◆ Data to use:
## Begin

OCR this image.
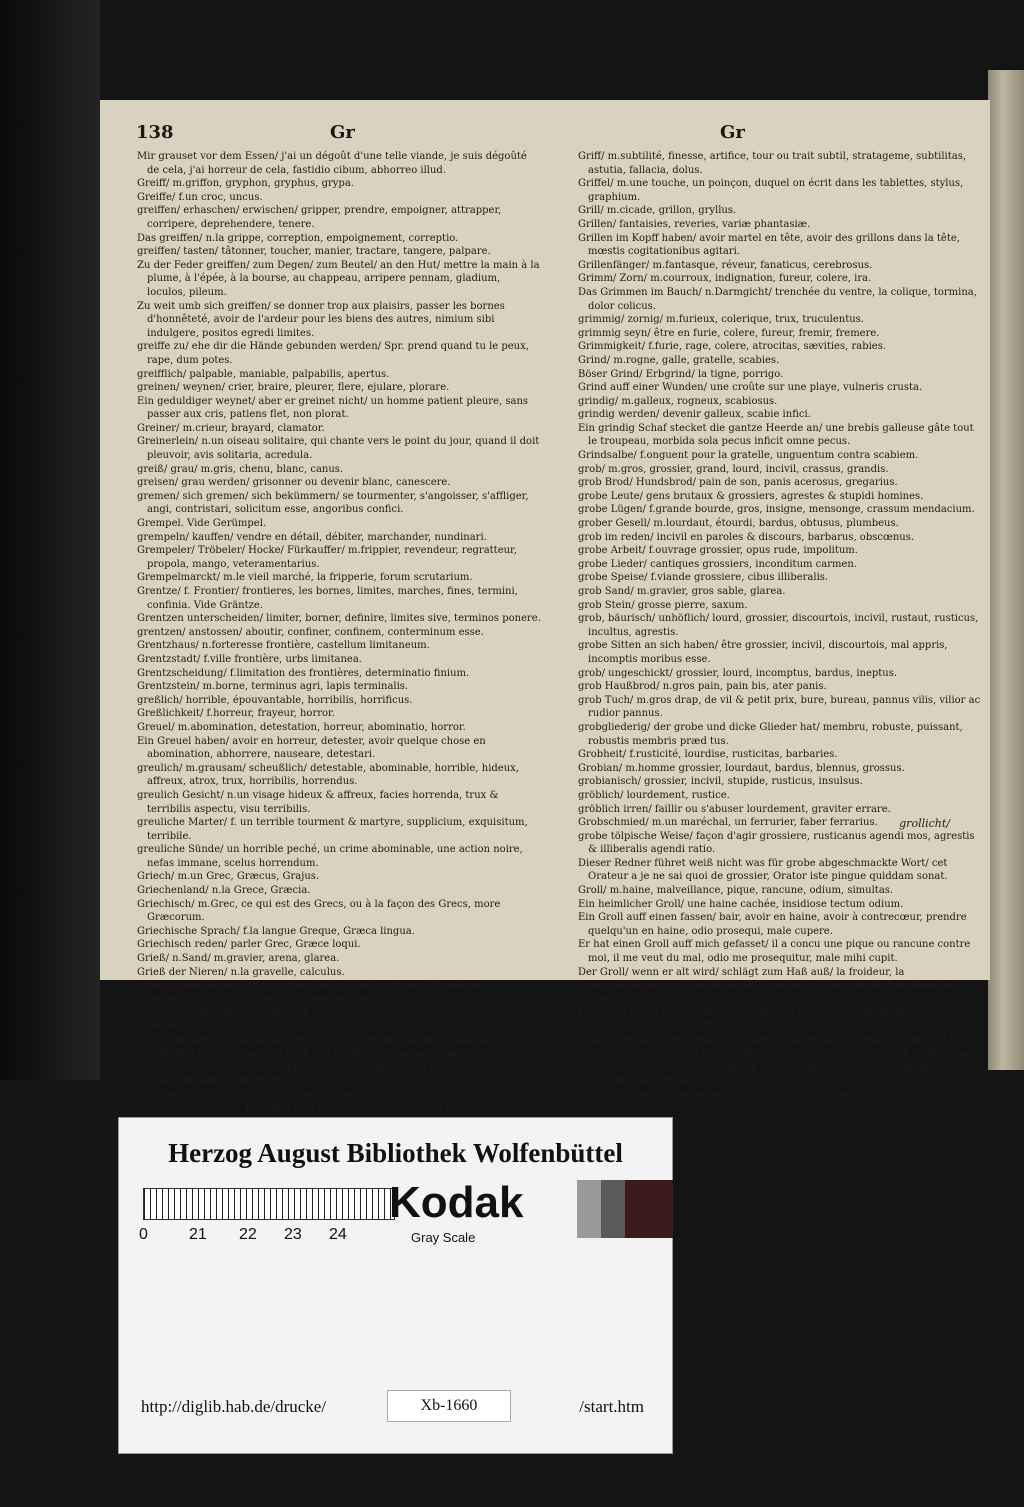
138	Gr	Gr

Mir grauset vor dem Essen/ j'ai un dégoût d'une telle viande, je suis dégoûté de cela, j'ai horreur de cela, fastidio cibum, abhorreo illud.

Greiff/ m.griffon, gryphon, gryphus, grypa.

Greiffe/ f.un croc, uncus.

greiffen/ erhaschen/ erwischen/ gripper, prendre, empoigner, attrapper, corripere, deprehendere, tenere.

Das greiffen/ n.la grippe, correption, empoignement, correptio.

greiffen/ tasten/ tâtonner, toucher, manier, tractare, tangere, palpare.

Zu der Feder greiffen/ zum Degen/ zum Beutel/ an den Hut/ mettre la main à la plume, à l'épée, à la bourse, au chappeau, arripere pennam, gladium, loculos, pileum.

Zu weit umb sich greiffen/ se donner trop aux plaisirs, passer les bornes d'honnêteté, avoir de l'ardeur pour les biens des autres, nimium sibi indulgere, positos egredi limites.

greiffe zu/ ehe dir die Hände gebunden werden/ Spr. prend quand tu le peux, rape, dum potes.

greifflich/ palpable, maniable, palpabilis, apertus.

greinen/ weynen/ crier, braire, pleurer, flere, ejulare, plorare.

Ein geduldiger weynet/ aber er greinet nicht/ un homme patient pleure, sans passer aux cris, patiens flet, non plorat.

Greiner/ m.crieur, brayard, clamator.

Greinerlein/ n.un oiseau solitaire, qui chante vers le point du jour, quand il doit pleuvoir, avis solitaria, acredula.

greiß/ grau/ m.gris, chenu, blanc, canus.

greisen/ grau werden/ grisonner ou devenir blanc, canescere.

gremen/ sich gremen/ sich bekümmern/ se tourmenter, s'angoisser, s'affliger, angi, contristari, solicitum esse, angoribus confici.

Grempel. Vide Gerümpel.

grempeln/ kauffen/ vendre en détail, débiter, marchander, nundinari.

Grempeler/ Tröbeler/ Hocke/ Fürkauffer/ m.frippier, revendeur, regratteur, propola, mango, veteramentarius.

Grempelmarckt/ m.le vieil marché, la fripperie, forum scrutarium.

Grentze/ f. Frontier/ frontieres, les bornes, limites, marches, fines, termini, confinia. Vide Gräntze.

Grentzen unterscheiden/ limiter, borner, definire, limites sive, terminos ponere.

grentzen/ anstossen/ aboutir, confiner, confinem, conterminum esse.

Grentzhaus/ n.forteresse frontière, castellum limitaneum.

Grentzstadt/ f.ville frontière, urbs limitanea.

Grentzscheidung/ f.limitation des frontières, determinatio finium.

Grentzstein/ m.borne, terminus agri, lapis terminalis.

greßlich/ horrible, épouvantable, horribilis, horrificus.

Greßlichkeit/ f.horreur, frayeur, horror.

Greuel/ m.abomination, detestation, horreur, abominatio, horror.

Ein Greuel haben/ avoir en horreur, detester, avoir quelque chose en abomination, abhorrere, nauseare, detestari.

greulich/ m.grausam/ scheußlich/ detestable, abominable, horrible, hideux, affreux, atrox, trux, horribilis, horrendus.

greulich Gesicht/ n.un visage hideux & affreux, facies horrenda, trux & terribilis aspectu, visu terribilis.

greuliche Marter/ f. un terrible tourment & martyre, supplicium, exquisitum, terribile.

greuliche Sünde/ un horrible peché, un crime abominable, une action noire, nefas immane, scelus horrendum.

Griech/ m.un Grec, Græcus, Grajus.

Griechenland/ n.la Grece, Græcia.

Griechisch/ m.Grec, ce qui est des Grecs, ou à la façon des Grecs, more Græcorum.

Griechische Sprach/ f.la langue Greque, Græca lingua.

Griechisch reden/ parler Grec, Græce loqui.

Grieß/ n.Sand/ m.gravier, arena, glarea.

Grieß der Nieren/ n.la gravelle, calculus.

griesgramen/ kirren/ grimacer les dents, faire la grimace, frendere.

griesselen/ avoir de l'horreur, horrere, pavere.

Es griesselt mir über den gantzen Leib/ tout le corps me tremble, toto corpore perhorresco.

Griesgrimmen/ n.indignation, depit, ennui, tædium, simultas, indignatio.

Grießmehl/ n.grosse farine à faire des bouillies, crimnum, crimnium.

Griff/ m.une poignée, autant qu'on peut empoigner d'une main, manipulus, quantum manu comprehendi potest.

Griff/ m.prise, arrachement, prehensio, tactus.

Griff Handhabe oder Henckel/ m.la poignée, le manche, ou l'anse, par où l'on

Griff/ m.subtilité, finesse, artifice, tour ou trait subtil, stratageme, subtilitas, astutia, fallacia, dolus.

Griffel/ m.une touche, un poinçon, duquel on écrit dans les tablettes, stylus, graphium.

Grill/ m.cicade, grillon, gryllus.

Grillen/ fantaisies, reveries, variæ phantasiæ.

Grillen im Kopff haben/ avoir martel en tête, avoir des grillons dans la tête, mœstis cogitationibus agitari.

Grillenfänger/ m.fantasque, réveur, fanaticus, cerebrosus.

Grimm/ Zorn/ m.courroux, indignation, fureur, colere, ira.

Das Grimmen im Bauch/ n.Darmgicht/ trenchée du ventre, la colique, tormina, dolor colicus.

grimmig/ zornig/ m.furieux, colerique, trux, truculentus.

grimmig seyn/ être en furie, colere, fureur, fremir, fremere.

Grimmigkeit/ f.furie, rage, colere, atrocitas, sævities, rabies.

Grind/ m.rogne, galle, gratelle, scabies.

Böser Grind/ Erbgrind/ la tigne, porrigo.

Grind auff einer Wunden/ une croûte sur une playe, vulneris crusta.

grindig/ m.galleux, rogneux, scabiosus.

grindig werden/ devenir galleux, scabie infici.

Ein grindig Schaf stecket die gantze Heerde an/ une brebis galleuse gâte tout le troupeau, morbida sola pecus inficit omne pecus.

Grindsalbe/ f.onguent pour la gratelle, unguentum contra scabiem.

grob/ m.gros, grossier, grand, lourd, incivil, crassus, grandis.

grob Brod/ Hundsbrod/ pain de son, panis acerosus, gregarius.

grobe Leute/ gens brutaux & grossiers, agrestes & stupidi homines.

grobe Lügen/ f.grande bourde, gros, insigne, mensonge, crassum mendacium.

grober Gesell/ m.lourdaut, étourdi, bardus, obtusus, plumbeus.

grob im reden/ incivil en paroles & discours, barbarus, obscœnus.

grobe Arbeit/ f.ouvrage grossier, opus rude, impolitum.

grobe Lieder/ cantiques grossiers, inconditum carmen.

grobe Speise/ f.viande grossiere, cibus illiberalis.

grob Sand/ m.gravier, gros sable, glarea.

grob Stein/ grosse pierre, saxum.

grob, bäurisch/ unhöflich/ lourd, grossier, discourtois, incivil, rustaut, rusticus, incultus, agrestis.

grobe Sitten an sich haben/ être grossier, incivil, discourtois, mal appris, incomptis moribus esse.

grob/ ungeschickt/ grossier, lourd, incomptus, bardus, ineptus.

grob Haußbrod/ n.gros pain, pain bis, ater panis.

grob Tuch/ m.gros drap, de vil & petit prix, bure, bureau, pannus vilis, vilior ac rudior pannus.

grobgliederig/ der grobe und dicke Glieder hat/ membru, robuste, puissant, robustis membris præd tus.

Grobheit/ f.rusticité, lourdise, rusticitas, barbaries.

Grobian/ m.homme grossier, lourdaut, bardus, blennus, grossus.

grobianisch/ grossier, incivil, stupide, rusticus, insulsus.

gröblich/ lourdement, rustice.

gröblich irren/ faillir ou s'abuser lourdement, graviter errare.

Grobschmied/ m.un maréchal, un ferrurier, faber ferrarius.

grobe tölpische Weise/ façon d'agir grossiere, rusticanus agendi mos, agrestis & illiberalis agendi ratio.

Dieser Redner führet weiß nicht was für grobe abgeschmackte Wort/ cet Orateur a je ne sai quoi de grossier, Orator iste pingue quiddam sonat.

Groll/ m.haine, malveillance, pique, rancune, odium, simultas.

Ein heimlicher Groll/ une haine cachée, insidiose tectum odium.

Ein Groll auff einen fassen/ bair, avoir en haine, avoir à contrecœur, prendre quelqu'un en haine, odio prosequi, male cupere.

Er hat einen Groll auff mich gefasset/ il a concu une pique ou rancune contre moi, il me veut du mal, odio me prosequitur, male mihi cupit.

Der Groll/ wenn er alt wird/ schlägt zum Haß auß/ la froideur, la mesintelligence qui vieillit devient une forte haine, simultas inveteratas transit in odium.

Den Groll fallen lassen/ deposer, quitter sa haine, simultatem deponere.

Ein Gemüth/ das einen offentlichen Groll trägt/ ist viel redlicher/ als das/ so unter freundlichen Gebärden seinen Groll verbirget/ l'esprit même qui hait ouvertement, est plus franc & plus noble, que celui qui sous un front d'ami cache & deguise sa haine, aperte odisse magis ingenuum est, quam fronte occultare sententiam.

grollen/ zürnen/ se facher ou courroucer, être indigné, irasci.

grollicht/
Herzog August Bibliothek Wolfenbüttel
0	21 22 23 24
Kodak
Gray Scale
http://diglib.hab.de/drucke/	Xb-1660	/start.htm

## End

◆ What is required:
Tell how many lines above contain the word "passer". Give the number alone.

◆ Output for this task:
2